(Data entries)
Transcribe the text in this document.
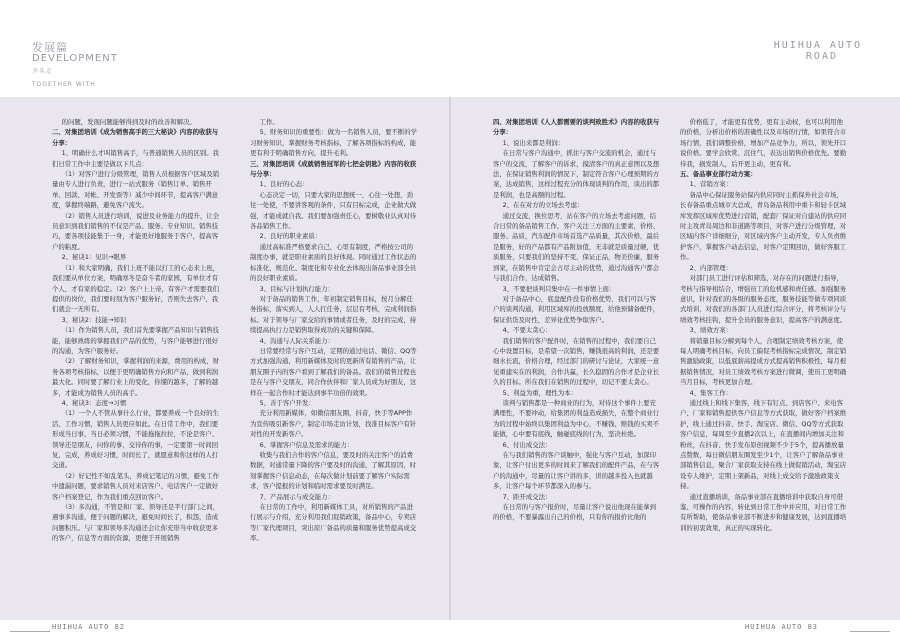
发展篇
DEVELOPMENT
齐头走
TOGETHER WITH
HUIHUA AUTO
ROAD

的问题，发现问题能够得到及时的改善和解决。

二、对集团培训《成为销售高手的三大秘诀》内容的收获与分享：

1、明确什么才叫销售高手，与普通销售人员的区别。我们日常工作中主要是做以下几点：

（1）对客户进行分级管理，销售人员根据客户区域及销量由专人进行负责，进行一站式服务（销售订单、销售开单、回款、对帐、开发票等）减少中间环节，提高客户满意度，掌握终端路，避免客户流失。

（2）销售人员进行培训，说进及业务能力的提升，让全员意识到我们销售的不仅是产品、服务、专业知识、销售技巧，要各项技能集于一身，才能更好地服务于客户，提高客户的粘度。

2、秘诀1：见识→眼界

（1）和大家明确，我们上班不能以打工的心态来上班，我们要从单位方案，明确寒冬是奋斗者的家园，有单位才有个人，才有家的稳定。（2）客户上上帝，有客户才需要我们提供的岗位，我们要时刻为客户服务好，否则失去客户，我们就会一无所有。

3、秘诀2：技能→知识

（1）作为销售人员，我们首先要掌握产品知识与销售技能，能够熟练的掌握我们产品的优势，与客户能够进行很好的沟通，为客户服务好。

（2）了解财务知识，掌握利润的来源，费用的构成，财务各项考核指标，以便于更明确销售方向和产品，做到利润最大化。同时要了解行业上的变化，你懂的越多，了解的越多，才能成为销售人员的高手。

4、秘诀3：态度→习惯

（1）一个人不管从事什么行业，都要养成一个良好的生活、工作习惯，销售人员更应如此。在日常工作中，我们要形成当日事，当日必须习惯，不能拖拖拉拉，不论是客户、领导还是朋友，问你的事，交待你的事，一定要第一时间回复，完成，养成好习惯，时间长了，就愿意和你这样的人打交道。

（2）好记性不如乱笔头，养成记笔记的习惯，避免工作中遗漏问题，要求销售人员对来店客户、电话客户一定做好客户档案登记，作为我们重点回访客户。

（3）多沟通，不管是和厂家、领导还是平行部门之间，遇事多沟通，便于问题的解决，避免时间长了，积怨，造成问题积压。与厂家和领导多沟通还会让你充形当中收获更多的客户，信息等方面的资源，更便于开展销售

工作。

5、财务知识的重要性：做为一名销售人员，要不断的学习财务知识，掌握财务考核指标，了解各项指标的构成，能更有利于明确销售方向，提升毛利。

三、对集团培训《成就销售冠军的七把金钥匙》内容的收获与分享：

1、良好的心态：

心态决定一切，只要大家的思想统一，心往一处想，劲往一处使，不要讲客观的条件，只有目标完成，企业做大做强，才能成就自我。我们要加强责任心，要树敬业认真对待各品销售工作。

2、良好的职业素质：

通过高标准严格要求自己，心里有制度，严格按公司的制度办事，就是职业素质的良好体现。同时通过工作状态的标准化、规范化、制度化和专业化去体现出备品事业部全员的良好职业素质。

3、目标与计划执行能力：

对于备品的销售工作，年初制定销售目标，按月分解任务指标，落实到人，人人扛任务，层层有考核，完成利润指标。对于领导与厂家交给的事情或者任务，及时的完成，持续提高执行力是销售取得成功的关键和保障。

4、沟通与人际关系能力：

日常要经常与客户互动，定期的通过电话、微信、QQ等方式加强沟通，利用新媒体及时的更新所有销售的产品，让朋友圈子内的客户看到了解我们的备品。我们的销售过程也是在与客户交朋友，同合作伙伴和厂家人员成为好朋友，这样在一起合作时才能达到事半功倍的效果。

5、善于客户开发：

充分利用新媒体，如微信朋友圈，抖音，快手等APP作为宣传吸引新客户，制定市场走访计划，找准目标客户有针对性的开发新客户。

6、掌握客户信息及需求的能力：

收集与我们合作的客户信息，要及时的关注客户的消费数据，对通常量下降的客户要及时的沟通，了解其原因，时刻掌握客户信息动态，在每次做计划前要了解客户实际需求，客户提报的计划和临时需求要及时满足。

7、产品展示与成交能力：

在日常的工作中，利用新媒体工具，对所销售的产品进行展示与介绍，充分利用我们促销政策，备品中心，专卖店等厂家代理项目，突出原厂备品的质量和服务优势提高成交率。

四、对集团培训《人人都需要的谈判致胜术》内容的收获与分享：

1、说出来都是利润：

在日常与客户沟通中，抓住与客户交流的机会，通过与客户的交流，了解客户的诉求，摸清客户的真正意图以及想法，在保证销售利润的情况下，制定符合客户心理预期的方案，达成销售，这样过程充分的体现谈判的作用，谈出的都是利润，也是高额的过程。

2、在在对方的立场去考虑：

通过交流，换位思考，站在客户的立场去考虑问题，结合日常的备品销售工作，客户关注三方面的主要素，价格、服务、品质，汽车配件市场首选产品质量，其次价格，最后是服务，好的产品都有产品附加值，无非就是质量过硬，优质服务，只要我们的坚持不变，保证正品，物美价廉，服务到家，在销售中肯定会占尽主动的优势，通过沟通客户都会与我们合作，达成销售。

3、不要把谈判只集中在一件事情上面：

对于备品中心，底盘配件没有价格优势，我们可以与客户的谈判沟通，利用区域库的投放额度，给他预储备配件，保证供货及时性，差异化优势争取客户。

4、不要太贪心：

我们销售的客户配件时，在销售的过程中，我们要自己心中设置目标，是希望一次销售，赚钱很高的利润，还是要细水长流，价格合理，经过部门的研讨与论证，大家统一意见重建实在的利润，合作共赢，长久稳固的合作才是企业长久的目标。所在我们在销售的过程中，切记不要太贪心。

5、利益为重，理性为本：

谈判与销售都是一种商业的行为，对待这个事件上要充满理性，不要冲动，给集团的利益造成损失，在整个商业行为的过程中始终以集团利益为中心，不赚钱、赔钱的买卖不能做，心中要有底线，触碰底线的行为，坚决杜绝。

6、付出成交法：

在与我们销售的客户谈触中，强化与客户互动，加深印象，让客户付出更多的时间来了解我们的配件产品，在与客户的沟通中，尽量的让客户讲的多，讲的越多投入也就越多，让客户每个环节都深入的参与。

7、距开成交法：

在日常的与客户报价时，尽量让客户说出他现在能拿到的价格，不要暴露出自己的价格，只有你的报价比他的

价格低了，才能更有优势，更有主动权，也可以利用他的价格，分析出价格的准确性以及市场的行情，如果符合市场行情，我们调整价格，增加产品竞争力，所以，领先开口说价格。要学会欣赏、沉住气，表达出销售价格优先。要勤待我，损发制人，后开更主动，更有利。

五、备品事业部行动方案：

1、营销方案：

备品中心保证服务站保内供应同时主抓保外社会市场，长春备品重点城市大总成，青岛备品利用中重卡和轻卡区域库发挥区域库优势进行营销，配套厂保证对自建站的供应同时主攻青岛周边和非道路等项目，对客户进行分级管理，对区域内客户详细细分，对区域内客户主动开发，专人负责维护客户，掌握客户动态信息，对客户定期回访，做好客服工作。

2、内部管理：

对部门员工进行评估和筛选，对存在的问题进行指导，考核与指导相结合，增强员工的危机感和责任感。加强服务意识，针对我们的各级的服务态度，服务技能等做专项同质式培训，对我们的各部门人员进行综合评分，将考核评分与绩效考核挂钩，提升全员的服务意识，提高客户的满意度。

3、绩效方案：

将销量目标分解到每个人，合理制定绩效考核方案，使每人明确考核目标，向员工偏促考核指标完成情况，制定销售激励政策，以低底薪高提成方式提高销售积极性，每月根据销售情况，对员工绩效考核方案进行微调，使员工更明确当月目标，考核更加合理。

4、集客工作：

通过线上和线下集客，线下有钉点、到店客户、来电客户、厂家和销售提供客户信息等方式获取，做好客户档案维护，线上通过抖音、快手、淘宝店、微信、QQ等方式获取客户信息，每周至少直播2次以上，在直播间内增加关注和粉丝，在抖音、快手发布原创视频不少于5个，提高播放量点赞数，每日微信朋友圈发至少1个，让客户了解备品事业部销售信息，聚合厂家获取支持在线上做促销活动，淘宝店设专人维护，定期上架新品，对线上成交给予激励政策支持。

通过直播培训，备品事业部在直播培训中获取自身可借鉴、可操作的内容，转化到日常工作中并应用，对日常工作有所帮助，使备品事业部不断进步和健康发展，达到直播培训的初衷效果，真正的实现转化。

HUIHUA AUTO 82	HUIHUA AUTO 83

• **REQUIRED WORK**
Search the listing for the word "HUIHUA". Copy every line in which it occurs.

• **OUTPUT BELOW**
HUIHUA AUTO
HUIHUA AUTO 82	HUIHUA AUTO 83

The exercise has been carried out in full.